* Exercise instructions
Repeat the listing in full, preserving every character.

* Listed entries
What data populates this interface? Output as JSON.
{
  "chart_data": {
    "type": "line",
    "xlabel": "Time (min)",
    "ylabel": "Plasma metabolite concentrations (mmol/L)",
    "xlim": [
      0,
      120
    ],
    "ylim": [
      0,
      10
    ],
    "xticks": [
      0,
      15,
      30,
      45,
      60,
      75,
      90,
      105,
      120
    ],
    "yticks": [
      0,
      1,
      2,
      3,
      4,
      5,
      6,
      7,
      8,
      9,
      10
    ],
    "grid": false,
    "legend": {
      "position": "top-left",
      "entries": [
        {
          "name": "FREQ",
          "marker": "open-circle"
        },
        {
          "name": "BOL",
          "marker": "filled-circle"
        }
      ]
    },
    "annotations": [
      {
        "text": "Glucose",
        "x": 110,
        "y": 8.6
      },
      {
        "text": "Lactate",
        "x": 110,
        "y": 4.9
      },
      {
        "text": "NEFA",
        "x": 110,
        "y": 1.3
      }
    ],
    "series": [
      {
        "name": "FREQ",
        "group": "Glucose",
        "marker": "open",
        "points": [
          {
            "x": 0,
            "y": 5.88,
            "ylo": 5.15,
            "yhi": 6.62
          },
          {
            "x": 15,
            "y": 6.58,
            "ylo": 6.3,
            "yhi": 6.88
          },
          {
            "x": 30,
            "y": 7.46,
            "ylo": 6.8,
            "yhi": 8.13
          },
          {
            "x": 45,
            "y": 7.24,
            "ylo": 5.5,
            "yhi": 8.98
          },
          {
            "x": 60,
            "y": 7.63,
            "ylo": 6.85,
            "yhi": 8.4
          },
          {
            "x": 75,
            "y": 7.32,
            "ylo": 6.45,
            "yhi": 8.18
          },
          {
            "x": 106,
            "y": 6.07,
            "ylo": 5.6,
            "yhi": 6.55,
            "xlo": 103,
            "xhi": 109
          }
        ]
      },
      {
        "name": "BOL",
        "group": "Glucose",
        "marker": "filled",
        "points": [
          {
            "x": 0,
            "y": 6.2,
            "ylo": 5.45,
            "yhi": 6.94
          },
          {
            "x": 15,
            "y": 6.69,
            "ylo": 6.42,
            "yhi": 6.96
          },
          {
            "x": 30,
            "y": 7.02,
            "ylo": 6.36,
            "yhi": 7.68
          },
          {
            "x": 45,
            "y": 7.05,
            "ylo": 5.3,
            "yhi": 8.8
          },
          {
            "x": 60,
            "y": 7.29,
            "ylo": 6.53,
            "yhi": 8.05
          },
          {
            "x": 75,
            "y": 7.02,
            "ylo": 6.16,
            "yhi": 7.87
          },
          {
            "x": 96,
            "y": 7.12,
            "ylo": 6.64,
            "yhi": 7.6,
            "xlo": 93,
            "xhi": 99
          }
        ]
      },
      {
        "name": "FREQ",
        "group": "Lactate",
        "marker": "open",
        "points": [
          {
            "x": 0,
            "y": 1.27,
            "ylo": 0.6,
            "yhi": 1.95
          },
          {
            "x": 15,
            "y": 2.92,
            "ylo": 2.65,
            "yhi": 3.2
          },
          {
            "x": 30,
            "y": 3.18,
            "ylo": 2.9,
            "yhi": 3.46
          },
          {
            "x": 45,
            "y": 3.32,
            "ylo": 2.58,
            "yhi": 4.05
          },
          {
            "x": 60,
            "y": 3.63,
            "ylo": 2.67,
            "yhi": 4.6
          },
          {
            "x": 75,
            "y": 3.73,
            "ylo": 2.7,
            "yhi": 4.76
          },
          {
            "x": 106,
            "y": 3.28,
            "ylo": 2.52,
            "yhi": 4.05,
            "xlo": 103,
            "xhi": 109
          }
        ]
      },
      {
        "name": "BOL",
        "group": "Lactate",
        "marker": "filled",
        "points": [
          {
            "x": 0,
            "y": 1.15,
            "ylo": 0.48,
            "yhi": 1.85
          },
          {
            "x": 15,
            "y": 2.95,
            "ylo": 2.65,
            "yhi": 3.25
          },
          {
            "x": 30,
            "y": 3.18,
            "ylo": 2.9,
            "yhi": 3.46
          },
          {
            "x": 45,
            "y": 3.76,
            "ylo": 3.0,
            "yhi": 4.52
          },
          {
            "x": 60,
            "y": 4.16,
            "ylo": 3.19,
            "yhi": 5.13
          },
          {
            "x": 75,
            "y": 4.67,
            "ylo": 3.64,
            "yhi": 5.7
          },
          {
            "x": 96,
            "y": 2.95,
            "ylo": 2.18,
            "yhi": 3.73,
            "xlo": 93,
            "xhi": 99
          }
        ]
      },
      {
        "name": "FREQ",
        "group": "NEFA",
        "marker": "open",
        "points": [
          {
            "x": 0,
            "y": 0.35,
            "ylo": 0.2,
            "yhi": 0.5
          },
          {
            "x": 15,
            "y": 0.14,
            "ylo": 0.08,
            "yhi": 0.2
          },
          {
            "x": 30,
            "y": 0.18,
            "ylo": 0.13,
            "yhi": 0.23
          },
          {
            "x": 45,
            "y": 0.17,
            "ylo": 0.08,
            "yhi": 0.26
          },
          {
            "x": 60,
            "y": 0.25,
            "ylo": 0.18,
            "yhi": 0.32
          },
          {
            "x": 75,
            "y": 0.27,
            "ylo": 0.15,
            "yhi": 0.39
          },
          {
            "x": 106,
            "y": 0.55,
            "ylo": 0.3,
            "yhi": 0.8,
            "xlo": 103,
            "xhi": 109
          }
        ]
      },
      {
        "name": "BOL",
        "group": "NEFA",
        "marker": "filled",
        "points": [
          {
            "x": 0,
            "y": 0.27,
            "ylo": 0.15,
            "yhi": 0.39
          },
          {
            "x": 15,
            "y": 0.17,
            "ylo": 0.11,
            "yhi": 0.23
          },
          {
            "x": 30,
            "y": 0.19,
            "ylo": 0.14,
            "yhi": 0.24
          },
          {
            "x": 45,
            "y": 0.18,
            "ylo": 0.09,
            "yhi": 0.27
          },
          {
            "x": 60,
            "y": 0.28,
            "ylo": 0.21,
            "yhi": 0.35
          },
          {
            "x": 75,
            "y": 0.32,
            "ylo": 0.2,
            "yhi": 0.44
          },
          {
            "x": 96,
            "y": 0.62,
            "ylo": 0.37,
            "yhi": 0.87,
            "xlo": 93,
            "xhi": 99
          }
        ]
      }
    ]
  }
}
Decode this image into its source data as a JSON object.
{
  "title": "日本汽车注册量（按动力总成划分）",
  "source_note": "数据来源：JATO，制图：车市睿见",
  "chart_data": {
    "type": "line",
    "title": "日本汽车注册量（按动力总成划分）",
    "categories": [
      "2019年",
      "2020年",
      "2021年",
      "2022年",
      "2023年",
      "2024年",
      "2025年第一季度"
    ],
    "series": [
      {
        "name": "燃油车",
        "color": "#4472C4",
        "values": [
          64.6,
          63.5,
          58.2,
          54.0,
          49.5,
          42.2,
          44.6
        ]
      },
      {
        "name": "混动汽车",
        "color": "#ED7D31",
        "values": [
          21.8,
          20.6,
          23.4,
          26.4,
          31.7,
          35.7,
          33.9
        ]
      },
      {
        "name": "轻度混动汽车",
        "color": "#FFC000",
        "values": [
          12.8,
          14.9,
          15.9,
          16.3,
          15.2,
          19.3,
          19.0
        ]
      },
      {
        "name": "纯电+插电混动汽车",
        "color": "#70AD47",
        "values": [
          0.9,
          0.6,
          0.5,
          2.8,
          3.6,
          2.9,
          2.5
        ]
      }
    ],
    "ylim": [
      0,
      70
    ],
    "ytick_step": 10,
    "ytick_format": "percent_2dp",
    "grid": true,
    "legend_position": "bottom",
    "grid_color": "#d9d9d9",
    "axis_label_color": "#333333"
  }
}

* Exercise answer
What data populates this interface? Output as JSON.
{
  "chart_data": {
    "type": "line",
    "xlabel": "Time (min)",
    "ylabel": "Plasma metabolite concentrations (mmol/L)",
    "xlim": [
      0,
      120
    ],
    "ylim": [
      0,
      10
    ],
    "xticks": [
      0,
      15,
      30,
      45,
      60,
      75,
      90,
      105,
      120
    ],
    "yticks": [
      0,
      1,
      2,
      3,
      4,
      5,
      6,
      7,
      8,
      9,
      10
    ],
    "grid": false,
    "legend": {
      "position": "top-left",
      "entries": [
        {
          "name": "FREQ",
          "marker": "open-circle"
        },
        {
          "name": "BOL",
          "marker": "filled-circle"
        }
      ]
    },
    "annotations": [
      {
        "text": "Glucose",
        "x": 110,
        "y": 8.6
      },
      {
        "text": "Lactate",
        "x": 110,
        "y": 4.9
      },
      {
        "text": "NEFA",
        "x": 110,
        "y": 1.3
      }
    ],
    "series": [
      {
        "name": "FREQ",
        "group": "Glucose",
        "marker": "open",
        "points": [
          {
            "x": 0,
            "y": 5.88,
            "ylo": 5.15,
            "yhi": 6.62
          },
          {
            "x": 15,
            "y": 6.58,
            "ylo": 6.3,
            "yhi": 6.88
          },
          {
            "x": 30,
            "y": 7.46,
            "ylo": 6.8,
            "yhi": 8.13
          },
          {
            "x": 45,
            "y": 7.24,
            "ylo": 5.5,
            "yhi": 8.98
          },
          {
            "x": 60,
            "y": 7.63,
            "ylo": 6.85,
            "yhi": 8.4
          },
          {
            "x": 75,
            "y": 7.32,
            "ylo": 6.45,
            "yhi": 8.18
          },
          {
            "x": 106,
            "y": 6.07,
            "ylo": 5.6,
            "yhi": 6.55,
            "xlo": 103,
            "xhi": 109
          }
        ]
      },
      {
        "name": "BOL",
        "group": "Glucose",
        "marker": "filled",
        "points": [
          {
            "x": 0,
            "y": 6.2,
            "ylo": 5.45,
            "yhi": 6.94
          },
          {
            "x": 15,
            "y": 6.69,
            "ylo": 6.42,
            "yhi": 6.96
          },
          {
            "x": 30,
            "y": 7.02,
            "ylo": 6.36,
            "yhi": 7.68
          },
          {
            "x": 45,
            "y": 7.05,
            "ylo": 5.3,
            "yhi": 8.8
          },
          {
            "x": 60,
            "y": 7.29,
            "ylo": 6.53,
            "yhi": 8.05
          },
          {
            "x": 75,
            "y": 7.02,
            "ylo": 6.16,
            "yhi": 7.87
          },
          {
            "x": 96,
            "y": 7.12,
            "ylo": 6.64,
            "yhi": 7.6,
            "xlo": 93,
            "xhi": 99
          }
        ]
      },
      {
        "name": "FREQ",
        "group": "Lactate",
        "marker": "open",
        "points": [
          {
            "x": 0,
            "y": 1.27,
            "ylo": 0.6,
            "yhi": 1.95
          },
          {
            "x": 15,
            "y": 2.92,
            "ylo": 2.65,
            "yhi": 3.2
          },
          {
            "x": 30,
            "y": 3.18,
            "ylo": 2.9,
            "yhi": 3.46
          },
          {
            "x": 45,
            "y": 3.32,
            "ylo": 2.58,
            "yhi": 4.05
          },
          {
            "x": 60,
            "y": 3.63,
            "ylo": 2.67,
            "yhi": 4.6
          },
          {
            "x": 75,
            "y": 3.73,
            "ylo": 2.7,
            "yhi": 4.76
          },
          {
            "x": 106,
            "y": 3.28,
            "ylo": 2.52,
            "yhi": 4.05,
            "xlo": 103,
            "xhi": 109
          }
        ]
      },
      {
        "name": "BOL",
        "group": "Lactate",
        "marker": "filled",
        "points": [
          {
            "x": 0,
            "y": 1.15,
            "ylo": 0.48,
            "yhi": 1.85
          },
          {
            "x": 15,
            "y": 2.95,
            "ylo": 2.65,
            "yhi": 3.25
          },
          {
            "x": 30,
            "y": 3.18,
            "ylo": 2.9,
            "yhi": 3.46
          },
          {
            "x": 45,
            "y": 3.76,
            "ylo": 3.0,
            "yhi": 4.52
          },
          {
            "x": 60,
            "y": 4.16,
            "ylo": 3.19,
            "yhi": 5.13
          },
          {
            "x": 75,
            "y": 4.67,
            "ylo": 3.64,
            "yhi": 5.7
          },
          {
            "x": 96,
            "y": 2.95,
            "ylo": 2.18,
            "yhi": 3.73,
            "xlo": 93,
            "xhi": 99
          }
        ]
      },
      {
        "name": "FREQ",
        "group": "NEFA",
        "marker": "open",
        "points": [
          {
            "x": 0,
            "y": 0.35,
            "ylo": 0.2,
            "yhi": 0.5
          },
          {
            "x": 15,
            "y": 0.14,
            "ylo": 0.08,
            "yhi": 0.2
          },
          {
            "x": 30,
            "y": 0.18,
            "ylo": 0.13,
            "yhi": 0.23
          },
          {
            "x": 45,
            "y": 0.17,
            "ylo": 0.08,
            "yhi": 0.26
          },
          {
            "x": 60,
            "y": 0.25,
            "ylo": 0.18,
            "yhi": 0.32
          },
          {
            "x": 75,
            "y": 0.27,
            "ylo": 0.15,
            "yhi": 0.39
          },
          {
            "x": 106,
            "y": 0.55,
            "ylo": 0.3,
            "yhi": 0.8,
            "xlo": 103,
            "xhi": 109
          }
        ]
      },
      {
        "name": "BOL",
        "group": "NEFA",
        "marker": "filled",
        "points": [
          {
            "x": 0,
            "y": 0.27,
            "ylo": 0.15,
            "yhi": 0.39
          },
          {
            "x": 15,
            "y": 0.17,
            "ylo": 0.11,
            "yhi": 0.23
          },
          {
            "x": 30,
            "y": 0.19,
            "ylo": 0.14,
            "yhi": 0.24
          },
          {
            "x": 45,
            "y": 0.18,
            "ylo": 0.09,
            "yhi": 0.27
          },
          {
            "x": 60,
            "y": 0.28,
            "ylo": 0.21,
            "yhi": 0.35
          },
          {
            "x": 75,
            "y": 0.32,
            "ylo": 0.2,
            "yhi": 0.44
          },
          {
            "x": 96,
            "y": 0.62,
            "ylo": 0.37,
            "yhi": 0.87,
            "xlo": 93,
            "xhi": 99
          }
        ]
      }
    ]
  }
}
Decode this image into its source data as a JSON object.
{
  "title": "日本汽车注册量（按动力总成划分）",
  "source_note": "数据来源：JATO，制图：车市睿见",
  "chart_data": {
    "type": "line",
    "title": "日本汽车注册量（按动力总成划分）",
    "categories": [
      "2019年",
      "2020年",
      "2021年",
      "2022年",
      "2023年",
      "2024年",
      "2025年第一季度"
    ],
    "series": [
      {
        "name": "燃油车",
        "color": "#4472C4",
        "values": [
          64.6,
          63.5,
          58.2,
          54.0,
          49.5,
          42.2,
          44.6
        ]
      },
      {
        "name": "混动汽车",
        "color": "#ED7D31",
        "values": [
          21.8,
          20.6,
          23.4,
          26.4,
          31.7,
          35.7,
          33.9
        ]
      },
      {
        "name": "轻度混动汽车",
        "color": "#FFC000",
        "values": [
          12.8,
          14.9,
          15.9,
          16.3,
          15.2,
          19.3,
          19.0
        ]
      },
      {
        "name": "纯电+插电混动汽车",
        "color": "#70AD47",
        "values": [
          0.9,
          0.6,
          0.5,
          2.8,
          3.6,
          2.9,
          2.5
        ]
      }
    ],
    "ylim": [
      0,
      70
    ],
    "ytick_step": 10,
    "ytick_format": "percent_2dp",
    "grid": true,
    "legend_position": "bottom",
    "grid_color": "#d9d9d9",
    "axis_label_color": "#333333"
  }
}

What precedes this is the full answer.